• [WHAT IS ASKED] Work out how many lines of the listing hold the string "aardappelen", then answer with that number and nothing else.

• [RECORDS FOR PROCESSING]

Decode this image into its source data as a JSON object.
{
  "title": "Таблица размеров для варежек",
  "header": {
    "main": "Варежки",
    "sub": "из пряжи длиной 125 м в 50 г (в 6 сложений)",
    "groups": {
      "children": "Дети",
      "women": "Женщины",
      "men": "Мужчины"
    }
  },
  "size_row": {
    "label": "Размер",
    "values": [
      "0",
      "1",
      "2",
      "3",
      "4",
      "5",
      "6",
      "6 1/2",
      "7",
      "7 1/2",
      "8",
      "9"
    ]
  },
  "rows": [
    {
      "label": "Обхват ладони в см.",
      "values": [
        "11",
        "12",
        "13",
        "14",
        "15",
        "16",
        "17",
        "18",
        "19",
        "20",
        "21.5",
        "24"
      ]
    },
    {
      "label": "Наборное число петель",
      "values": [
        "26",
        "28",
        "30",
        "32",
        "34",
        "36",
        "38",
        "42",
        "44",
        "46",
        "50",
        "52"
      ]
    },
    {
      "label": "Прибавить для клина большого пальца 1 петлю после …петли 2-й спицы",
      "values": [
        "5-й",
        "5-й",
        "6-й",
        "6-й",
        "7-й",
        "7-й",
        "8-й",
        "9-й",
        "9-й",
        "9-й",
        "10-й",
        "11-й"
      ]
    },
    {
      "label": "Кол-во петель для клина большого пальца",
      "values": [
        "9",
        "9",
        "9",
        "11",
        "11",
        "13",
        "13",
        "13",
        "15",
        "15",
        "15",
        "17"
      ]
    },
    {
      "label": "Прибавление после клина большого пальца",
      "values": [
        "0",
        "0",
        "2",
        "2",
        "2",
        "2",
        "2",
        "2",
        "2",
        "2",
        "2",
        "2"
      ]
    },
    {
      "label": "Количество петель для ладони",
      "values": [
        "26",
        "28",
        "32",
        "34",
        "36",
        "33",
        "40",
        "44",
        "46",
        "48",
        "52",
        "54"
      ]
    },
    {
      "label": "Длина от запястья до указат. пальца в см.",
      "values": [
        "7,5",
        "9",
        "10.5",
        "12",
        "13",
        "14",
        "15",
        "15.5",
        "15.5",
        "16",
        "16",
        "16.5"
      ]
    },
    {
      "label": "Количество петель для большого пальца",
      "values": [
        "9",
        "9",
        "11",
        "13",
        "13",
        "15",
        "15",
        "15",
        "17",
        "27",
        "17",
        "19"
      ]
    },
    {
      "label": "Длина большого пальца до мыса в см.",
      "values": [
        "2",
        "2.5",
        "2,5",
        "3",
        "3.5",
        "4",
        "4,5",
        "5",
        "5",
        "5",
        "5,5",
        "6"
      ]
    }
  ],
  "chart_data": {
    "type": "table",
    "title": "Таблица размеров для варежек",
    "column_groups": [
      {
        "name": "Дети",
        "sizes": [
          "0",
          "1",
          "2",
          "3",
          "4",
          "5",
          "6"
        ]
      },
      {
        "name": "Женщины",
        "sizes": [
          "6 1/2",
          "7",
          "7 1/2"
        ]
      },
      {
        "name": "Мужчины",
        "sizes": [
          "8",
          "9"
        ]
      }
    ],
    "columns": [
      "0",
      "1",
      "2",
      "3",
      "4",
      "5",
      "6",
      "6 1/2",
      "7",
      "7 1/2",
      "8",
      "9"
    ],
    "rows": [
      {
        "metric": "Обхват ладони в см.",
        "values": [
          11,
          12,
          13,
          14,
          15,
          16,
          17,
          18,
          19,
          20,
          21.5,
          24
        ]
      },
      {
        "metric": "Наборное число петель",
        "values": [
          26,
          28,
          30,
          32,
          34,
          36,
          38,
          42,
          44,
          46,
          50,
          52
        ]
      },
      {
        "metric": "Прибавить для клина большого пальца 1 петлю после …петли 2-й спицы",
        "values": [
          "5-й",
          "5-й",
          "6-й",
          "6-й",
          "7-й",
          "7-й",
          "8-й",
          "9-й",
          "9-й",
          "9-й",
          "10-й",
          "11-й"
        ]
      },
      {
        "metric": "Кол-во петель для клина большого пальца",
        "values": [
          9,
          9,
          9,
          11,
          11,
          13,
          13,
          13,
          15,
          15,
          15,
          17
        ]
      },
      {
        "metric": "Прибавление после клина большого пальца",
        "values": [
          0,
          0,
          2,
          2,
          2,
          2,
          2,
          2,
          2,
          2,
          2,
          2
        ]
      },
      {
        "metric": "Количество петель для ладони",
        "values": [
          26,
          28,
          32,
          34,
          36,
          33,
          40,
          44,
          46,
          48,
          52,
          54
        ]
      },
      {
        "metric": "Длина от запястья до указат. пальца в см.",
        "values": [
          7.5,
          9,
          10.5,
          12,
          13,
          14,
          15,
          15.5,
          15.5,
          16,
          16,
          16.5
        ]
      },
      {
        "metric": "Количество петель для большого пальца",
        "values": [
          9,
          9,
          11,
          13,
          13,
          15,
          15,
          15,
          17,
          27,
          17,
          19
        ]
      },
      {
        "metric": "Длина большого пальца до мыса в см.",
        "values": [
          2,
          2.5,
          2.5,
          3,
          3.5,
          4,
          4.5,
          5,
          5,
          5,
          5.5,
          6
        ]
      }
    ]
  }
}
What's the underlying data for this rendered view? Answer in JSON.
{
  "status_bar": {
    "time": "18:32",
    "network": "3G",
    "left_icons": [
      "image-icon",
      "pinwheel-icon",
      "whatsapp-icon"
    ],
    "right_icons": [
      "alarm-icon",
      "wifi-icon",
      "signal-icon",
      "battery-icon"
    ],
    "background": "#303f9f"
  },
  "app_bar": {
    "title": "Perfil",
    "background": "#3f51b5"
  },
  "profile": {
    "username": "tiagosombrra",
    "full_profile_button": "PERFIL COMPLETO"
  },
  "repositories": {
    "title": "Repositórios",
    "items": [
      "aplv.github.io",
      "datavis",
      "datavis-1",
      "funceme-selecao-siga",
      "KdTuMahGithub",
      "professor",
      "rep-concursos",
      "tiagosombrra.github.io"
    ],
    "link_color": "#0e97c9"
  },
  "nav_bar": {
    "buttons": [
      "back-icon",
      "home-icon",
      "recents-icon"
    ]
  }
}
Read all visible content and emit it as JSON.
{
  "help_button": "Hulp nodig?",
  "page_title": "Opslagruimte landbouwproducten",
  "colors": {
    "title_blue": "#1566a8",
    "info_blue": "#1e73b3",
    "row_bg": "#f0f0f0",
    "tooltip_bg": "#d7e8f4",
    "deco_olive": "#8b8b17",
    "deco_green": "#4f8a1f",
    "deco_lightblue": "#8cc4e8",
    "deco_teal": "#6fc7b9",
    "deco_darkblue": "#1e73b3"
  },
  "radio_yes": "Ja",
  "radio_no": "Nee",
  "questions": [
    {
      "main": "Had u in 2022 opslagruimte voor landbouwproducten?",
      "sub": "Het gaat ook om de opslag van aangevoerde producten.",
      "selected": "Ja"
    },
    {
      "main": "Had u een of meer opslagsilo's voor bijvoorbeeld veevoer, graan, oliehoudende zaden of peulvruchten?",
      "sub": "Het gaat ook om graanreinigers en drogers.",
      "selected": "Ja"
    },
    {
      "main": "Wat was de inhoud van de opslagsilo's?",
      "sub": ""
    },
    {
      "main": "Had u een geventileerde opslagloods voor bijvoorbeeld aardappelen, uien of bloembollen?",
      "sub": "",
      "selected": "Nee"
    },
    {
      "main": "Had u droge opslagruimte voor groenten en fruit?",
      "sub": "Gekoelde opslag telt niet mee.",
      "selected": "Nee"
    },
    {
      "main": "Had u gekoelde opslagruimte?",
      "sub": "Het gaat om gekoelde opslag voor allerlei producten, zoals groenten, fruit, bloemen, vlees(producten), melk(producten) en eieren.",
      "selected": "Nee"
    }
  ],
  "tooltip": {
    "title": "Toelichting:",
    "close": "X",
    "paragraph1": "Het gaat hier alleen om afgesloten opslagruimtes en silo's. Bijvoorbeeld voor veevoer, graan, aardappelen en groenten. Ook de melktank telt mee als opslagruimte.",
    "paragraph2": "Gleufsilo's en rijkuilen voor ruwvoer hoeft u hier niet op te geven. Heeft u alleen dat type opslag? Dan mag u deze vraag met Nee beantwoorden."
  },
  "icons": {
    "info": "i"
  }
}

• [FULL SOLUTION] 2